» Written exercise
Find the word "sound" in the records below. List each line containing it.

» Data for the task
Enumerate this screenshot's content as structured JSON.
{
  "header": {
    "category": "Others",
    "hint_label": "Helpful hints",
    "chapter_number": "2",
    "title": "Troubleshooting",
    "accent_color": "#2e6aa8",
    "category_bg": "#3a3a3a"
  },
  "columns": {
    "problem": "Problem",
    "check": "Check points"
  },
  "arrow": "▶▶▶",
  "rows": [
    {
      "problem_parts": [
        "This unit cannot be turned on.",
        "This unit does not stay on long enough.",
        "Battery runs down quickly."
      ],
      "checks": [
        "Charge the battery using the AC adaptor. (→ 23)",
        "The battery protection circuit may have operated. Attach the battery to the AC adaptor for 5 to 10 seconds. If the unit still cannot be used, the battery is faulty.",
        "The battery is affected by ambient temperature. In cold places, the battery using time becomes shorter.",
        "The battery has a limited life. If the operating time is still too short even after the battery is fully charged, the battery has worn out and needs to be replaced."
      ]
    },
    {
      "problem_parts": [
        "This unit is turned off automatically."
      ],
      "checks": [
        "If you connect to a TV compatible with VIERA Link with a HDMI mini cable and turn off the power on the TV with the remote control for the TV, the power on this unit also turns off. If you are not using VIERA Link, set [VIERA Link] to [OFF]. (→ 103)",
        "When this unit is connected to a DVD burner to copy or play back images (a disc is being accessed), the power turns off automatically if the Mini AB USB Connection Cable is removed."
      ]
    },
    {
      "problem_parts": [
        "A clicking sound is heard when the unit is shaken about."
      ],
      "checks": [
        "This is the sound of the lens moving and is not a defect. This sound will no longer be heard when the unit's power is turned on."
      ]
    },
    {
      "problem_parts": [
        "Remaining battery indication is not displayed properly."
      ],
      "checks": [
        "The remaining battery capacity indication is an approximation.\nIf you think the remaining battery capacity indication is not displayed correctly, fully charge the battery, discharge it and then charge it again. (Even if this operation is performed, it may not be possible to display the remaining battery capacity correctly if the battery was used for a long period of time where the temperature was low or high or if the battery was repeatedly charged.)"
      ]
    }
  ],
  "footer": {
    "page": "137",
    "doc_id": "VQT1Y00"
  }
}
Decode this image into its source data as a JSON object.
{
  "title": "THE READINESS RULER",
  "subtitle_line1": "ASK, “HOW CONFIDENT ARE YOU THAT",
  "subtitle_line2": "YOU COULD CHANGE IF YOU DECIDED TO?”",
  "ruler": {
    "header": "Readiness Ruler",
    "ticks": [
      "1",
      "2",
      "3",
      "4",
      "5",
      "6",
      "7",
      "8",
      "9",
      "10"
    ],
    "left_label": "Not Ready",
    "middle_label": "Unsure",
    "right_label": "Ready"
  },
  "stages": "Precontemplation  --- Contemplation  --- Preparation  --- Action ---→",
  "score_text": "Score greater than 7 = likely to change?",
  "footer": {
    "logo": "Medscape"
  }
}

» Correct result
        "A clicking sound is heard when the unit is shaken about."
        "This is the sound of the lens moving and is not a defect. This sound will no longer be heard when the unit's power is turned on."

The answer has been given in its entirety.